- AIM
Omit any picture, and return the remaining data exactly as written.

Figure record extracts:
● ● ● ● ●

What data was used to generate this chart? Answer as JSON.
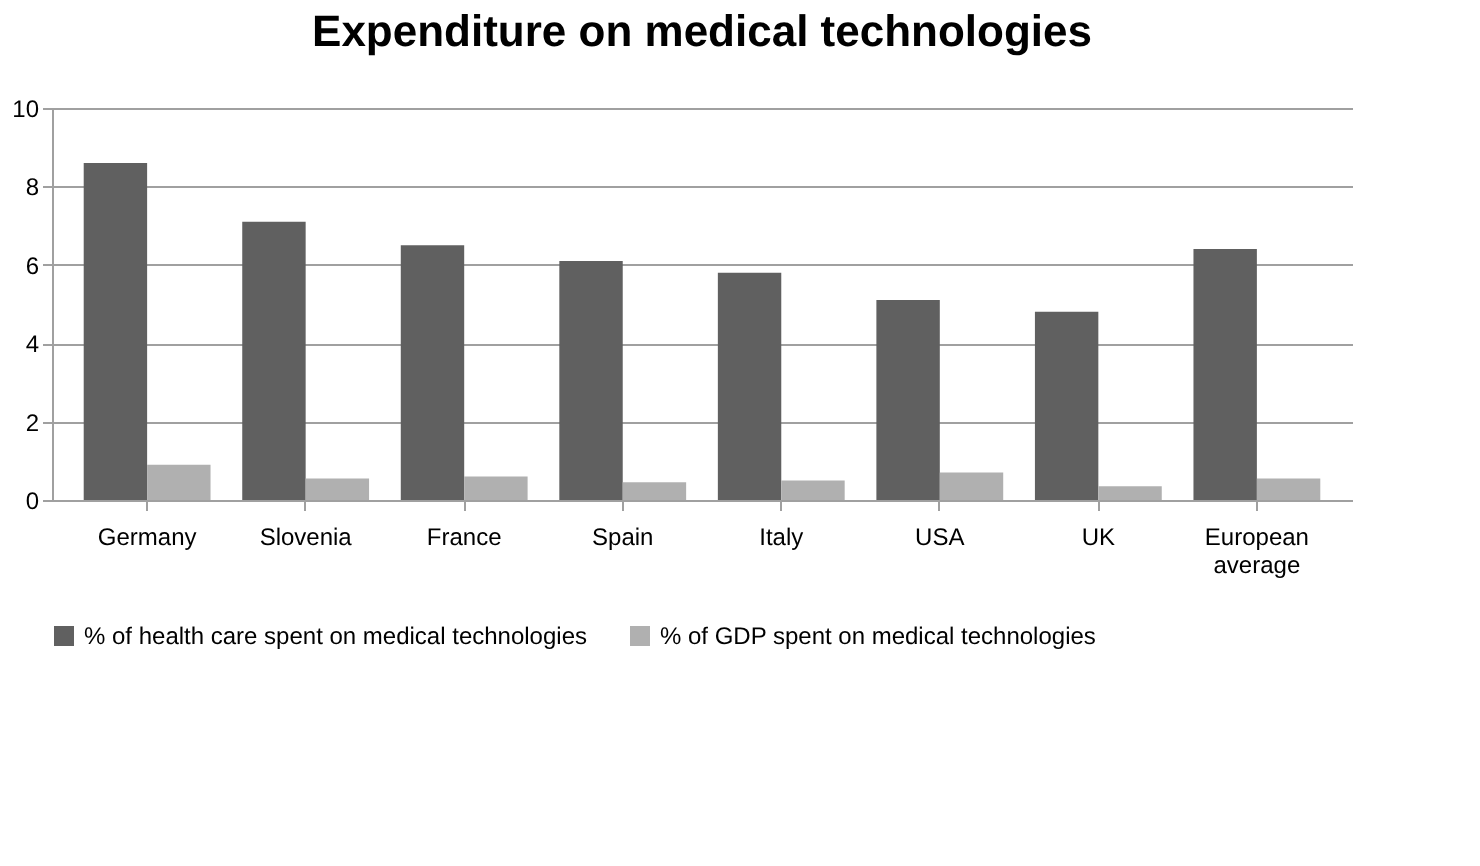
{
  "chart_data": {
    "type": "bar",
    "title": "Expenditure on medical technologies",
    "categories": [
      "Germany",
      "Slovenia",
      "France",
      "Spain",
      "Italy",
      "USA",
      "UK",
      "European average"
    ],
    "series": [
      {
        "name": "% of health care spent on medical technologies",
        "color": "#606060",
        "values": [
          8.6,
          7.1,
          6.5,
          6.1,
          5.8,
          5.1,
          4.8,
          6.4
        ]
      },
      {
        "name": "% of GDP spent on medical technologies",
        "color": "#b0b0b0",
        "values": [
          0.9,
          0.55,
          0.6,
          0.45,
          0.5,
          0.7,
          0.35,
          0.55
        ]
      }
    ],
    "ylim": [
      0,
      10
    ],
    "yticks": [
      0,
      2,
      4,
      6,
      8,
      10
    ],
    "grid": "y",
    "legend": "bottom"
  }
}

● ● ● ● ●

- SOLUTION TO THIS EXERCISE
What data was used to generate this chart? Answer as JSON.
{
  "chart_data": {
    "type": "bar",
    "title": "Expenditure on medical technologies",
    "categories": [
      "Germany",
      "Slovenia",
      "France",
      "Spain",
      "Italy",
      "USA",
      "UK",
      "European average"
    ],
    "series": [
      {
        "name": "% of health care spent on medical technologies",
        "color": "#606060",
        "values": [
          8.6,
          7.1,
          6.5,
          6.1,
          5.8,
          5.1,
          4.8,
          6.4
        ]
      },
      {
        "name": "% of GDP spent on medical technologies",
        "color": "#b0b0b0",
        "values": [
          0.9,
          0.55,
          0.6,
          0.45,
          0.5,
          0.7,
          0.35,
          0.55
        ]
      }
    ],
    "ylim": [
      0,
      10
    ],
    "yticks": [
      0,
      2,
      4,
      6,
      8,
      10
    ],
    "grid": "y",
    "legend": "bottom"
  }
}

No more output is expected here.